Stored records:
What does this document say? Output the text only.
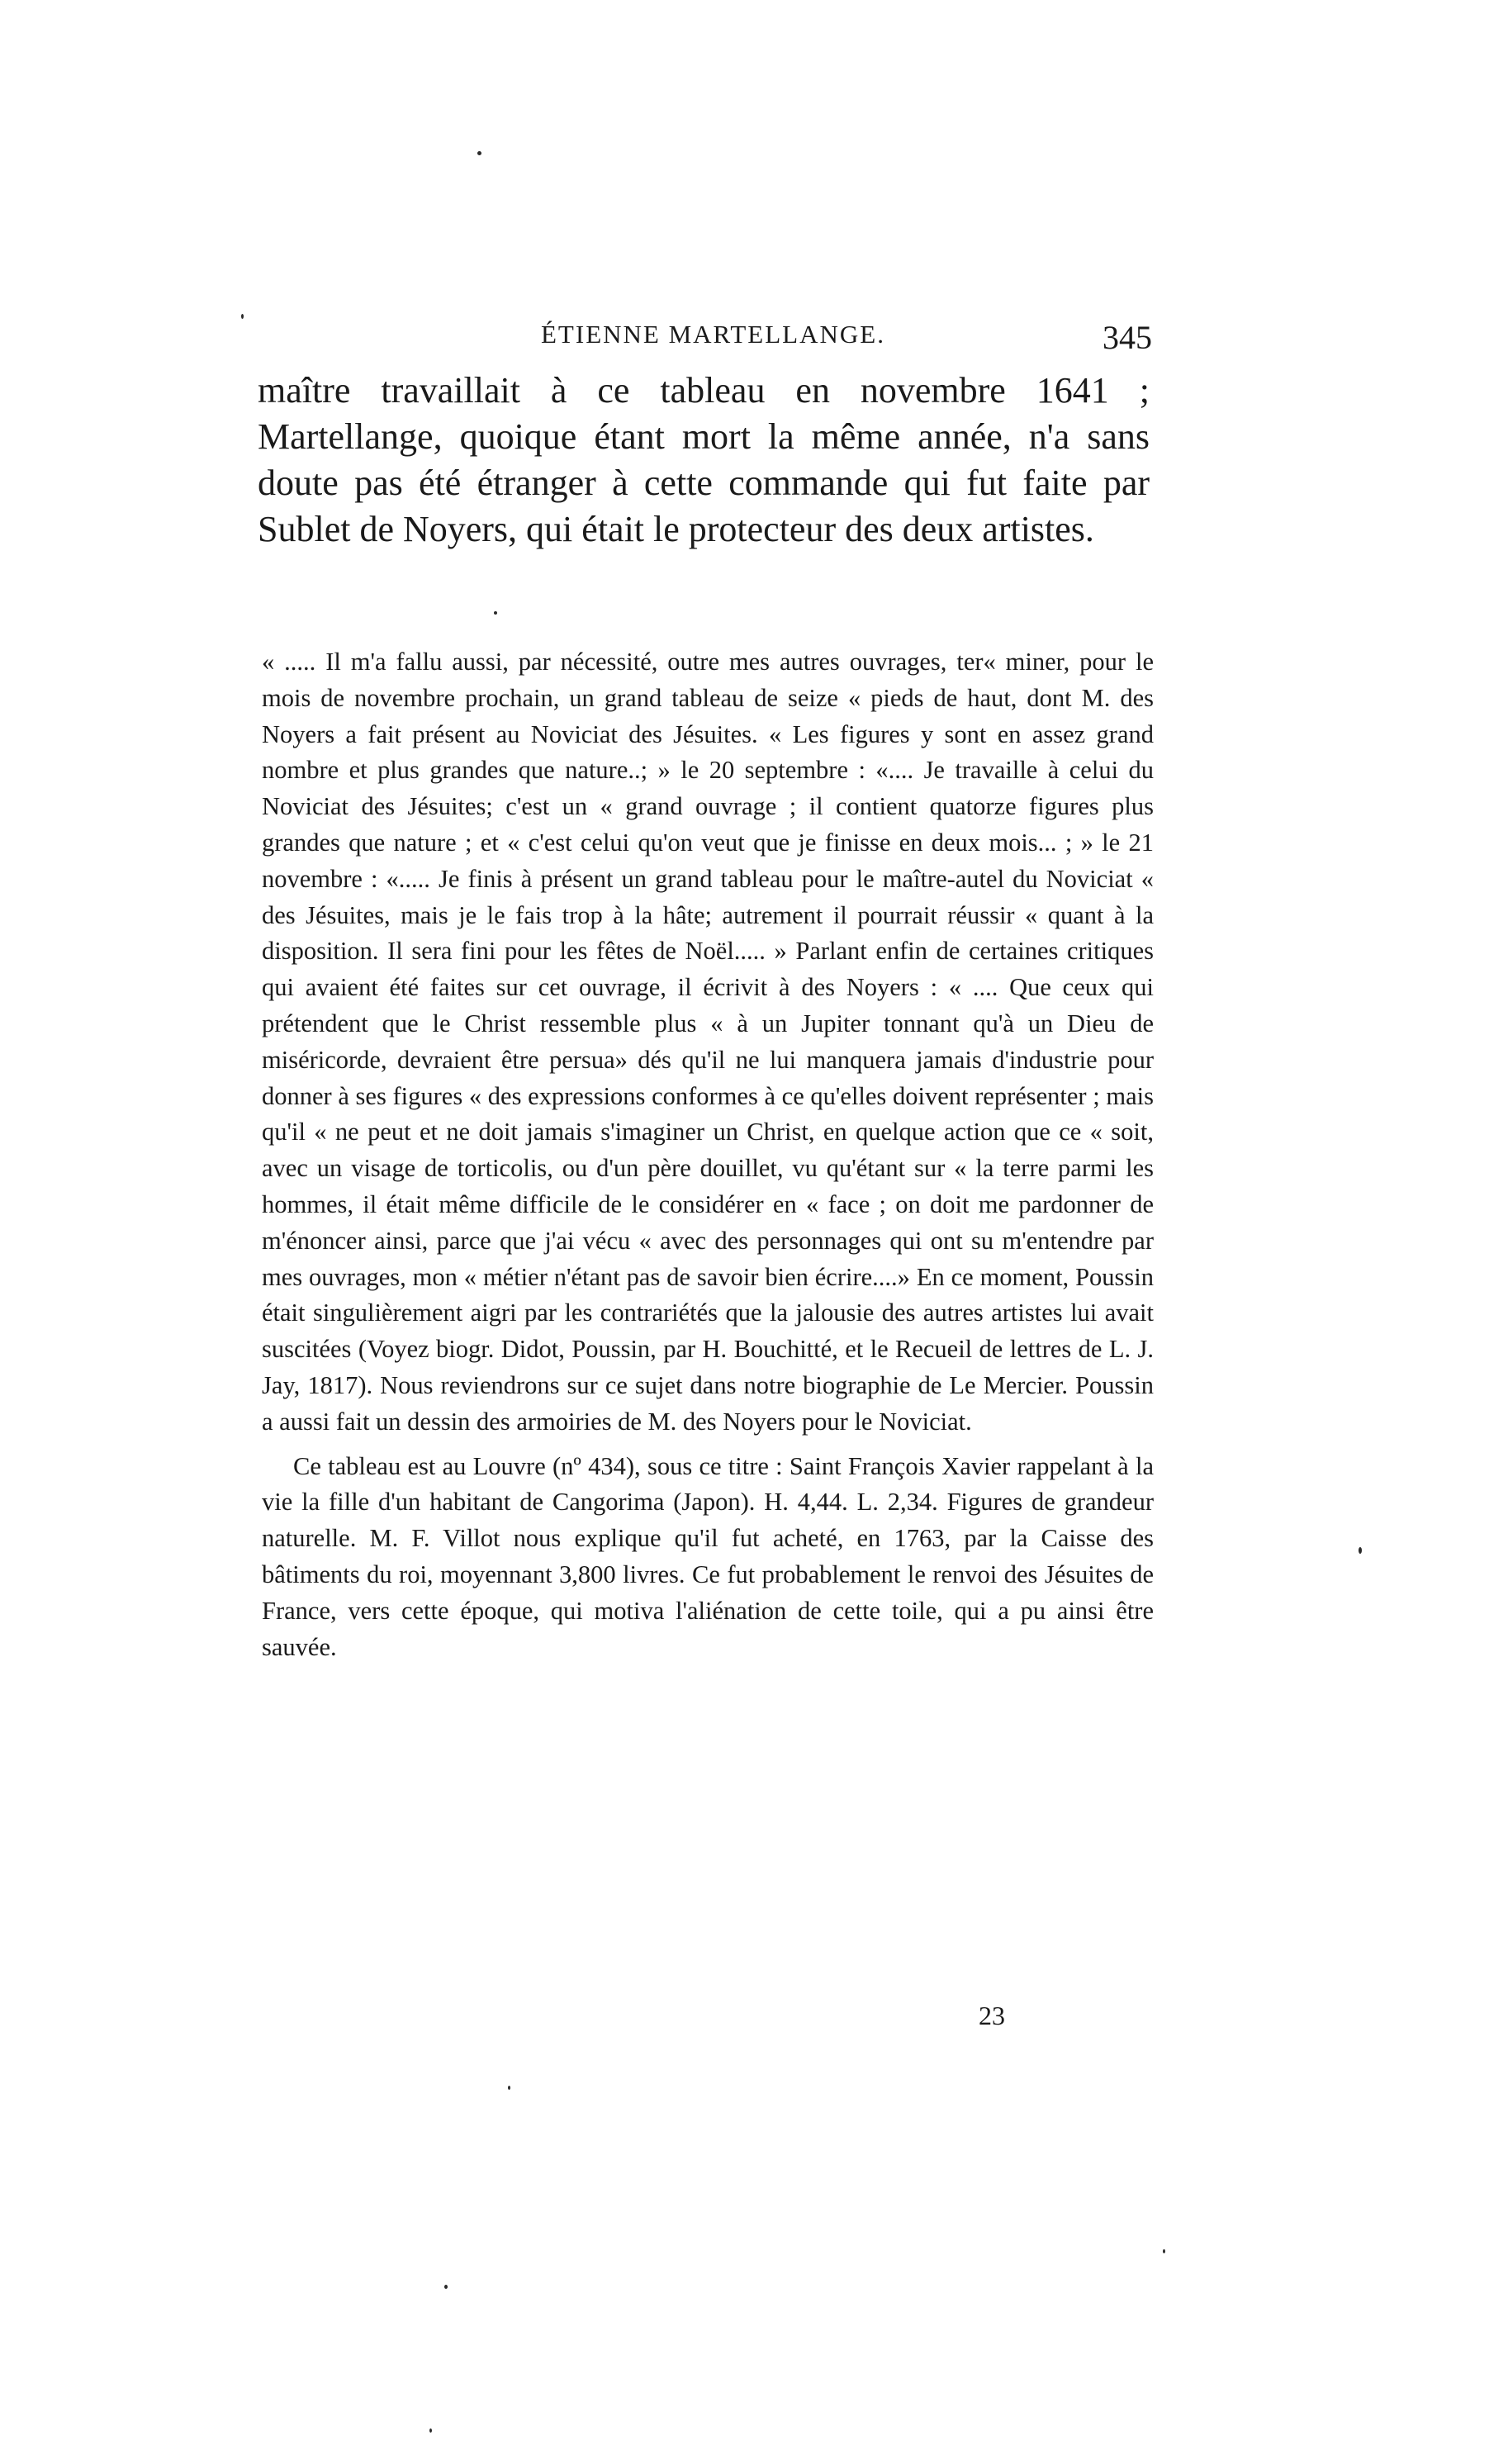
ÉTIENNE MARTELLANGE.	345

maître travaillait à ce tableau en novembre 1641 ; Martellange, quoique étant mort la même année, n'a sans doute pas été étranger à cette commande qui fut faite par Sublet de Noyers, qui était le protecteur des deux artistes.

« ..... Il m'a fallu aussi, par nécessité, outre mes autres ouvrages, ter« miner, pour le mois de novembre prochain, un grand tableau de seize « pieds de haut, dont M. des Noyers a fait présent au Noviciat des Jésuites. « Les figures y sont en assez grand nombre et plus grandes que nature..; » le 20 septembre : «.... Je travaille à celui du Noviciat des Jésuites; c'est un « grand ouvrage ; il contient quatorze figures plus grandes que nature ; et « c'est celui qu'on veut que je finisse en deux mois... ; » le 21 novembre : «..... Je finis à présent un grand tableau pour le maître-autel du Noviciat « des Jésuites, mais je le fais trop à la hâte; autrement il pourrait réussir « quant à la disposition. Il sera fini pour les fêtes de Noël..... » Parlant enfin de certaines critiques qui avaient été faites sur cet ouvrage, il écrivit à des Noyers : « .... Que ceux qui prétendent que le Christ ressemble plus « à un Jupiter tonnant qu'à un Dieu de miséricorde, devraient être persua» dés qu'il ne lui manquera jamais d'industrie pour donner à ses figures « des expressions conformes à ce qu'elles doivent représenter ; mais qu'il « ne peut et ne doit jamais s'imaginer un Christ, en quelque action que ce « soit, avec un visage de torticolis, ou d'un père douillet, vu qu'étant sur « la terre parmi les hommes, il était même difficile de le considérer en « face ; on doit me pardonner de m'énoncer ainsi, parce que j'ai vécu « avec des personnages qui ont su m'entendre par mes ouvrages, mon « métier n'étant pas de savoir bien écrire....» En ce moment, Poussin était singulièrement aigri par les contrariétés que la jalousie des autres artistes lui avait suscitées (Voyez biogr. Didot, Poussin, par H. Bouchitté, et le Recueil de lettres de L. J. Jay, 1817). Nous reviendrons sur ce sujet dans notre biographie de Le Mercier. Poussin a aussi fait un dessin des armoiries de M. des Noyers pour le Noviciat.

Ce tableau est au Louvre (nº 434), sous ce titre : Saint François Xavier rappelant à la vie la fille d'un habitant de Cangorima (Japon). H. 4,44. L. 2,34. Figures de grandeur naturelle. M. F. Villot nous explique qu'il fut acheté, en 1763, par la Caisse des bâtiments du roi, moyennant 3,800 livres. Ce fut probablement le renvoi des Jésuites de France, vers cette époque, qui motiva l'aliénation de cette toile, qui a pu ainsi être sauvée.

23
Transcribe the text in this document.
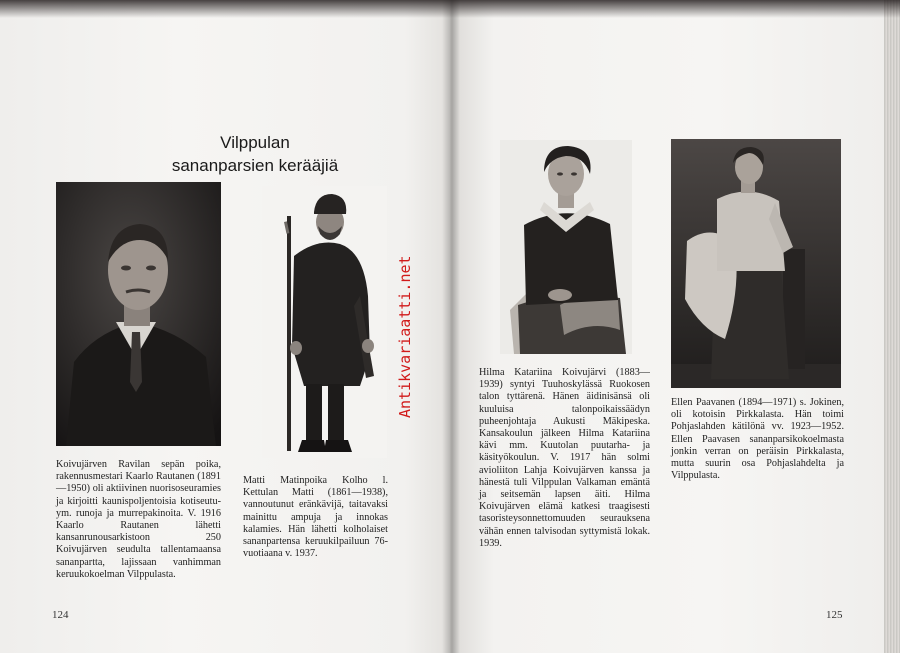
Vilppulan
sananparsien kerääjiä
Antikvariaatti.net
Koivujärven Ravilan sepän poika, rakennusmestari Kaarlo Rautanen (1891—1950) oli aktiivinen nuorisoseuramies ja kirjoitti kaunispoljentoisia kotiseutu- ym. runoja ja murrepakinoita. V. 1916 Kaarlo Rautanen lähetti kansanrunousarkistoon 250 Koivujärven seudulta tallentamaansa sananpartta, lajissaan vanhimman keruukokoelman Vilppulasta.
Matti Matinpoika Kolho l. Kettulan Matti (1861—1938), vannoutunut eränkävijä, taitavaksi mainittu ampuja ja innokas kalamies. Hän lähetti kolholaiset sananpartensa keruukilpailuun 76-vuotiaana v. 1937.
Hilma Katariina Koivujärvi (1883—1939) syntyi Tuuhoskylässä Ruokosen talon tyttärenä. Hänen äidinisänsä oli kuuluisa talonpoikaissäädyn puheenjohtaja Aukusti Mäkipeska. Kansakoulun jälkeen Hilma Katariina kävi mm. Kuutolan puutarha- ja käsityökoulun. V. 1917 hän solmi avioliiton Lahja Koivujärven kanssa ja hänestä tuli Vilppulan Valkaman emäntä ja seitsemän lapsen äiti. Hilma Koivujärven elämä katkesi traagisesti tasoristeysonnettomuuden seurauksena vähän ennen talvisodan syttymistä lokak. 1939.
Ellen Paavanen (1894—1971) s. Jokinen, oli kotoisin Pirkkalasta. Hän toimi Pohjaslahden kätilönä vv. 1923—1952. Ellen Paavasen sananparsikokoelmasta jonkin verran on peräisin Pirkkalasta, mutta suurin osa Pohjaslahdelta ja Vilppulasta.
124	125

▶ _Given request_
Write out, please, the lines of the listing above from the one with "Transcribe the text in this document." through the very last, exactly as given and with no pictures.

▶ _The output_
Transcribe the text in this document.
Vilppulan
sananparsien kerääjiä
Antikvariaatti.net
Koivujärven Ravilan sepän poika, rakennusmestari Kaarlo Rautanen (1891—1950) oli aktiivinen nuorisoseuramies ja kirjoitti kaunispoljentoisia kotiseutu- ym. runoja ja murrepakinoita. V. 1916 Kaarlo Rautanen lähetti kansanrunousarkistoon 250 Koivujärven seudulta tallentamaansa sananpartta, lajissaan vanhimman keruukokoelman Vilppulasta.
Matti Matinpoika Kolho l. Kettulan Matti (1861—1938), vannoutunut eränkävijä, taitavaksi mainittu ampuja ja innokas kalamies. Hän lähetti kolholaiset sananpartensa keruukilpailuun 76-vuotiaana v. 1937.
Hilma Katariina Koivujärvi (1883—1939) syntyi Tuuhoskylässä Ruokosen talon tyttärenä. Hänen äidinisänsä oli kuuluisa talonpoikaissäädyn puheenjohtaja Aukusti Mäkipeska. Kansakoulun jälkeen Hilma Katariina kävi mm. Kuutolan puutarha- ja käsityökoulun. V. 1917 hän solmi avioliiton Lahja Koivujärven kanssa ja hänestä tuli Vilppulan Valkaman emäntä ja seitsemän lapsen äiti. Hilma Koivujärven elämä katkesi traagisesti tasoristeysonnettomuuden seurauksena vähän ennen talvisodan syttymistä lokak. 1939.
Ellen Paavanen (1894—1971) s. Jokinen, oli kotoisin Pirkkalasta. Hän toimi Pohjaslahden kätilönä vv. 1923—1952. Ellen Paavasen sananparsikokoelmasta jonkin verran on peräisin Pirkkalasta, mutta suurin osa Pohjaslahdelta ja Vilppulasta.
124	125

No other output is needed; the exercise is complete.